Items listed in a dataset
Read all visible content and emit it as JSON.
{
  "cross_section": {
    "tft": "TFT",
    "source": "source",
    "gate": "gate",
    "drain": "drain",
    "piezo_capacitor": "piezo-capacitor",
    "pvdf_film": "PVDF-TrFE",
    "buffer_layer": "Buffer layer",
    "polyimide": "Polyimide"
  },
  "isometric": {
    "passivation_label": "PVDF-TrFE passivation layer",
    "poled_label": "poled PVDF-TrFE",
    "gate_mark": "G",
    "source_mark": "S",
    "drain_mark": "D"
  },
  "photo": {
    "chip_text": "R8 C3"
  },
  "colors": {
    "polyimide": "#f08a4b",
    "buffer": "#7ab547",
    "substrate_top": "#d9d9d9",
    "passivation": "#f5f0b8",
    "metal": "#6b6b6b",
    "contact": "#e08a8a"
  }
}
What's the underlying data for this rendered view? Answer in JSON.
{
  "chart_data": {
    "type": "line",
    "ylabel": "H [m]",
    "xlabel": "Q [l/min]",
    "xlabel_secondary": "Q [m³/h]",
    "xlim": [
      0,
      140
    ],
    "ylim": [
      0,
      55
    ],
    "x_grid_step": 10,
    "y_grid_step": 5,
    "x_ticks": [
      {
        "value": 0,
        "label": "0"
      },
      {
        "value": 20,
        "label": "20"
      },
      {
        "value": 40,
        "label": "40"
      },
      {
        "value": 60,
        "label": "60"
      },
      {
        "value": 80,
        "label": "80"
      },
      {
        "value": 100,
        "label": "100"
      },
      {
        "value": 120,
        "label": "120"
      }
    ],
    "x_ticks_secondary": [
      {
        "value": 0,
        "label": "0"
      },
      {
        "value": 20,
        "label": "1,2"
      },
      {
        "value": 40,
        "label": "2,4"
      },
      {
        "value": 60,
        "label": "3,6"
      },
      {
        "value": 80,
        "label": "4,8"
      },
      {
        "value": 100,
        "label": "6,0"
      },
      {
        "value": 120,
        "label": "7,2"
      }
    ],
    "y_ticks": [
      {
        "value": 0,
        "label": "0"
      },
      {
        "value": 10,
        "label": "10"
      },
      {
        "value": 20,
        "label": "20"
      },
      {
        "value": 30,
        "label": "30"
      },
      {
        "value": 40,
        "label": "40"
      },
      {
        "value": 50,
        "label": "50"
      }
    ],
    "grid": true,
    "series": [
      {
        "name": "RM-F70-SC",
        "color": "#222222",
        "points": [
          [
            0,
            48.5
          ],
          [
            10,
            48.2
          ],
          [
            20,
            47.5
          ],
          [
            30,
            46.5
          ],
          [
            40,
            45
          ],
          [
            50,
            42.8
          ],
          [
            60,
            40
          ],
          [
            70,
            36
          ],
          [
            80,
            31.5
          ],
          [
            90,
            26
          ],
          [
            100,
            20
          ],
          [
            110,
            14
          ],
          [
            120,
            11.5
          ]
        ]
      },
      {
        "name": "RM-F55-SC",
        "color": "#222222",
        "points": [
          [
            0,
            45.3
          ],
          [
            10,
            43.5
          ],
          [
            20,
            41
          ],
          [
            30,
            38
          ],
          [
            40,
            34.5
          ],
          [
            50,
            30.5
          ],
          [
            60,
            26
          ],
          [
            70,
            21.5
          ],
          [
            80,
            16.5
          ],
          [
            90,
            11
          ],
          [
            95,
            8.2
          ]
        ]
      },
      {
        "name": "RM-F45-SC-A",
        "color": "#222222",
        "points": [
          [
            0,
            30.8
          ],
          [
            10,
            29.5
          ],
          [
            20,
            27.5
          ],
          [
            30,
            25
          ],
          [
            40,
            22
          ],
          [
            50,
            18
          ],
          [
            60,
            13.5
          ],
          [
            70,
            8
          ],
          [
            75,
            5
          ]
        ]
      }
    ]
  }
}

GOAL OF THE EXERCISE:
Your task is to return the full listing exactly as it was given.

WRITTEN RESPONSE:
Read all visible content and emit it as JSON.
{
  "cross_section": {
    "tft": "TFT",
    "source": "source",
    "gate": "gate",
    "drain": "drain",
    "piezo_capacitor": "piezo-capacitor",
    "pvdf_film": "PVDF-TrFE",
    "buffer_layer": "Buffer layer",
    "polyimide": "Polyimide"
  },
  "isometric": {
    "passivation_label": "PVDF-TrFE passivation layer",
    "poled_label": "poled PVDF-TrFE",
    "gate_mark": "G",
    "source_mark": "S",
    "drain_mark": "D"
  },
  "photo": {
    "chip_text": "R8 C3"
  },
  "colors": {
    "polyimide": "#f08a4b",
    "buffer": "#7ab547",
    "substrate_top": "#d9d9d9",
    "passivation": "#f5f0b8",
    "metal": "#6b6b6b",
    "contact": "#e08a8a"
  }
}
What's the underlying data for this rendered view? Answer in JSON.
{
  "chart_data": {
    "type": "line",
    "ylabel": "H [m]",
    "xlabel": "Q [l/min]",
    "xlabel_secondary": "Q [m³/h]",
    "xlim": [
      0,
      140
    ],
    "ylim": [
      0,
      55
    ],
    "x_grid_step": 10,
    "y_grid_step": 5,
    "x_ticks": [
      {
        "value": 0,
        "label": "0"
      },
      {
        "value": 20,
        "label": "20"
      },
      {
        "value": 40,
        "label": "40"
      },
      {
        "value": 60,
        "label": "60"
      },
      {
        "value": 80,
        "label": "80"
      },
      {
        "value": 100,
        "label": "100"
      },
      {
        "value": 120,
        "label": "120"
      }
    ],
    "x_ticks_secondary": [
      {
        "value": 0,
        "label": "0"
      },
      {
        "value": 20,
        "label": "1,2"
      },
      {
        "value": 40,
        "label": "2,4"
      },
      {
        "value": 60,
        "label": "3,6"
      },
      {
        "value": 80,
        "label": "4,8"
      },
      {
        "value": 100,
        "label": "6,0"
      },
      {
        "value": 120,
        "label": "7,2"
      }
    ],
    "y_ticks": [
      {
        "value": 0,
        "label": "0"
      },
      {
        "value": 10,
        "label": "10"
      },
      {
        "value": 20,
        "label": "20"
      },
      {
        "value": 30,
        "label": "30"
      },
      {
        "value": 40,
        "label": "40"
      },
      {
        "value": 50,
        "label": "50"
      }
    ],
    "grid": true,
    "series": [
      {
        "name": "RM-F70-SC",
        "color": "#222222",
        "points": [
          [
            0,
            48.5
          ],
          [
            10,
            48.2
          ],
          [
            20,
            47.5
          ],
          [
            30,
            46.5
          ],
          [
            40,
            45
          ],
          [
            50,
            42.8
          ],
          [
            60,
            40
          ],
          [
            70,
            36
          ],
          [
            80,
            31.5
          ],
          [
            90,
            26
          ],
          [
            100,
            20
          ],
          [
            110,
            14
          ],
          [
            120,
            11.5
          ]
        ]
      },
      {
        "name": "RM-F55-SC",
        "color": "#222222",
        "points": [
          [
            0,
            45.3
          ],
          [
            10,
            43.5
          ],
          [
            20,
            41
          ],
          [
            30,
            38
          ],
          [
            40,
            34.5
          ],
          [
            50,
            30.5
          ],
          [
            60,
            26
          ],
          [
            70,
            21.5
          ],
          [
            80,
            16.5
          ],
          [
            90,
            11
          ],
          [
            95,
            8.2
          ]
        ]
      },
      {
        "name": "RM-F45-SC-A",
        "color": "#222222",
        "points": [
          [
            0,
            30.8
          ],
          [
            10,
            29.5
          ],
          [
            20,
            27.5
          ],
          [
            30,
            25
          ],
          [
            40,
            22
          ],
          [
            50,
            18
          ],
          [
            60,
            13.5
          ],
          [
            70,
            8
          ],
          [
            75,
            5
          ]
        ]
      }
    ]
  }
}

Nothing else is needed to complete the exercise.